Exercise prompt >> Repeat the listing below in full, exactly as it stands.

==*==

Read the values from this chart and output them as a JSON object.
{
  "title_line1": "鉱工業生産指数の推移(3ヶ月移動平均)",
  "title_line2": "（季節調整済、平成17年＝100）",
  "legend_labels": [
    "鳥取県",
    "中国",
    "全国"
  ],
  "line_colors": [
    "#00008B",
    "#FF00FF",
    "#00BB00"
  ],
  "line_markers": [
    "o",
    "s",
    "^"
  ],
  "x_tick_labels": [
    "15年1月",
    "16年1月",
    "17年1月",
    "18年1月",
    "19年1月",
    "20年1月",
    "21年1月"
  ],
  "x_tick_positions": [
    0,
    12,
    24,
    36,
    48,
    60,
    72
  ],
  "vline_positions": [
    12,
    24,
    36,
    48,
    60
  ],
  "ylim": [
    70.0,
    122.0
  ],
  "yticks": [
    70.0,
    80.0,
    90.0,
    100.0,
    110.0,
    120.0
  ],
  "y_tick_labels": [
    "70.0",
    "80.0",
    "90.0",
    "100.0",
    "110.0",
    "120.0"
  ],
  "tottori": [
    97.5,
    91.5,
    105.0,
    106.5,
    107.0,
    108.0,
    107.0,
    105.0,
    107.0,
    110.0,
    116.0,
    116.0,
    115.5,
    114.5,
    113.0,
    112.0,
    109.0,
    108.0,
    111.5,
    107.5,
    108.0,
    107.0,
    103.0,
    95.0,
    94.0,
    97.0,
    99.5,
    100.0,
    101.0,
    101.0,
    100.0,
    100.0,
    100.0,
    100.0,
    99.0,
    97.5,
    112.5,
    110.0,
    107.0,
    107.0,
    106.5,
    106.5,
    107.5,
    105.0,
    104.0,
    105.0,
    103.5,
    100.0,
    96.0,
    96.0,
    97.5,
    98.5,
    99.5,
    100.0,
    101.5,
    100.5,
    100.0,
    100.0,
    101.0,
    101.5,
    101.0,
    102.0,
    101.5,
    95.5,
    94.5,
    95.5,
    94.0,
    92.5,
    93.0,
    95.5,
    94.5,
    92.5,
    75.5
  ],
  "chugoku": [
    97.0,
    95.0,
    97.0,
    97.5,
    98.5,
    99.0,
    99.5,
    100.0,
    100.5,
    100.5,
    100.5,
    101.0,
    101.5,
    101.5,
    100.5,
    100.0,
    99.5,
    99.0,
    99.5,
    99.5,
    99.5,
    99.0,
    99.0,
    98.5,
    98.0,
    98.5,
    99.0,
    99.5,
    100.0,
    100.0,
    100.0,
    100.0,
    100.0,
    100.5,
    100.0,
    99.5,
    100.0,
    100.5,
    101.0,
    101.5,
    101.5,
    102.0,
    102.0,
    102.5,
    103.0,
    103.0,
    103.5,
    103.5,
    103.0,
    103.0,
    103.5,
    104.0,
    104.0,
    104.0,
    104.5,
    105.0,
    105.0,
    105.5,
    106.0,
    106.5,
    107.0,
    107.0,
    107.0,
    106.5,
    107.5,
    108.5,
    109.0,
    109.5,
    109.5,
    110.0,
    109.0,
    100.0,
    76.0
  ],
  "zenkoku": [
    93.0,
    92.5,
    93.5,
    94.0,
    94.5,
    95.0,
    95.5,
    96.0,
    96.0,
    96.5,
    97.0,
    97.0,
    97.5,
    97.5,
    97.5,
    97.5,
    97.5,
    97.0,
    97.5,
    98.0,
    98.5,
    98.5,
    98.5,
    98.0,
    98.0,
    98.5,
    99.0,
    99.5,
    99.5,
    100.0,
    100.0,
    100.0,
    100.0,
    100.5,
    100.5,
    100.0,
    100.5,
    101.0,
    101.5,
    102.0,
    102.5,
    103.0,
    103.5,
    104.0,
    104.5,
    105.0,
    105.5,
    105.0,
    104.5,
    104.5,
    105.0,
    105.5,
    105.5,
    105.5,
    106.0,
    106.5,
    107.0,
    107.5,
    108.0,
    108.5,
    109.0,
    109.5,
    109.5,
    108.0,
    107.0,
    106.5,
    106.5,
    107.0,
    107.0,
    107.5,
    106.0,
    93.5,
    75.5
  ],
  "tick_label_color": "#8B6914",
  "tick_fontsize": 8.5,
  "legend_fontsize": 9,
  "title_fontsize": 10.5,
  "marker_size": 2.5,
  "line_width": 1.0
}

==*==

Solution to the problem >>
Read the values from this chart and output them as a JSON object.
{
  "title_line1": "鉱工業生産指数の推移(3ヶ月移動平均)",
  "title_line2": "（季節調整済、平成17年＝100）",
  "legend_labels": [
    "鳥取県",
    "中国",
    "全国"
  ],
  "line_colors": [
    "#00008B",
    "#FF00FF",
    "#00BB00"
  ],
  "line_markers": [
    "o",
    "s",
    "^"
  ],
  "x_tick_labels": [
    "15年1月",
    "16年1月",
    "17年1月",
    "18年1月",
    "19年1月",
    "20年1月",
    "21年1月"
  ],
  "x_tick_positions": [
    0,
    12,
    24,
    36,
    48,
    60,
    72
  ],
  "vline_positions": [
    12,
    24,
    36,
    48,
    60
  ],
  "ylim": [
    70.0,
    122.0
  ],
  "yticks": [
    70.0,
    80.0,
    90.0,
    100.0,
    110.0,
    120.0
  ],
  "y_tick_labels": [
    "70.0",
    "80.0",
    "90.0",
    "100.0",
    "110.0",
    "120.0"
  ],
  "tottori": [
    97.5,
    91.5,
    105.0,
    106.5,
    107.0,
    108.0,
    107.0,
    105.0,
    107.0,
    110.0,
    116.0,
    116.0,
    115.5,
    114.5,
    113.0,
    112.0,
    109.0,
    108.0,
    111.5,
    107.5,
    108.0,
    107.0,
    103.0,
    95.0,
    94.0,
    97.0,
    99.5,
    100.0,
    101.0,
    101.0,
    100.0,
    100.0,
    100.0,
    100.0,
    99.0,
    97.5,
    112.5,
    110.0,
    107.0,
    107.0,
    106.5,
    106.5,
    107.5,
    105.0,
    104.0,
    105.0,
    103.5,
    100.0,
    96.0,
    96.0,
    97.5,
    98.5,
    99.5,
    100.0,
    101.5,
    100.5,
    100.0,
    100.0,
    101.0,
    101.5,
    101.0,
    102.0,
    101.5,
    95.5,
    94.5,
    95.5,
    94.0,
    92.5,
    93.0,
    95.5,
    94.5,
    92.5,
    75.5
  ],
  "chugoku": [
    97.0,
    95.0,
    97.0,
    97.5,
    98.5,
    99.0,
    99.5,
    100.0,
    100.5,
    100.5,
    100.5,
    101.0,
    101.5,
    101.5,
    100.5,
    100.0,
    99.5,
    99.0,
    99.5,
    99.5,
    99.5,
    99.0,
    99.0,
    98.5,
    98.0,
    98.5,
    99.0,
    99.5,
    100.0,
    100.0,
    100.0,
    100.0,
    100.0,
    100.5,
    100.0,
    99.5,
    100.0,
    100.5,
    101.0,
    101.5,
    101.5,
    102.0,
    102.0,
    102.5,
    103.0,
    103.0,
    103.5,
    103.5,
    103.0,
    103.0,
    103.5,
    104.0,
    104.0,
    104.0,
    104.5,
    105.0,
    105.0,
    105.5,
    106.0,
    106.5,
    107.0,
    107.0,
    107.0,
    106.5,
    107.5,
    108.5,
    109.0,
    109.5,
    109.5,
    110.0,
    109.0,
    100.0,
    76.0
  ],
  "zenkoku": [
    93.0,
    92.5,
    93.5,
    94.0,
    94.5,
    95.0,
    95.5,
    96.0,
    96.0,
    96.5,
    97.0,
    97.0,
    97.5,
    97.5,
    97.5,
    97.5,
    97.5,
    97.0,
    97.5,
    98.0,
    98.5,
    98.5,
    98.5,
    98.0,
    98.0,
    98.5,
    99.0,
    99.5,
    99.5,
    100.0,
    100.0,
    100.0,
    100.0,
    100.5,
    100.5,
    100.0,
    100.5,
    101.0,
    101.5,
    102.0,
    102.5,
    103.0,
    103.5,
    104.0,
    104.5,
    105.0,
    105.5,
    105.0,
    104.5,
    104.5,
    105.0,
    105.5,
    105.5,
    105.5,
    106.0,
    106.5,
    107.0,
    107.5,
    108.0,
    108.5,
    109.0,
    109.5,
    109.5,
    108.0,
    107.0,
    106.5,
    106.5,
    107.0,
    107.0,
    107.5,
    106.0,
    93.5,
    75.5
  ],
  "tick_label_color": "#8B6914",
  "tick_fontsize": 8.5,
  "legend_fontsize": 9,
  "title_fontsize": 10.5,
  "marker_size": 2.5,
  "line_width": 1.0
}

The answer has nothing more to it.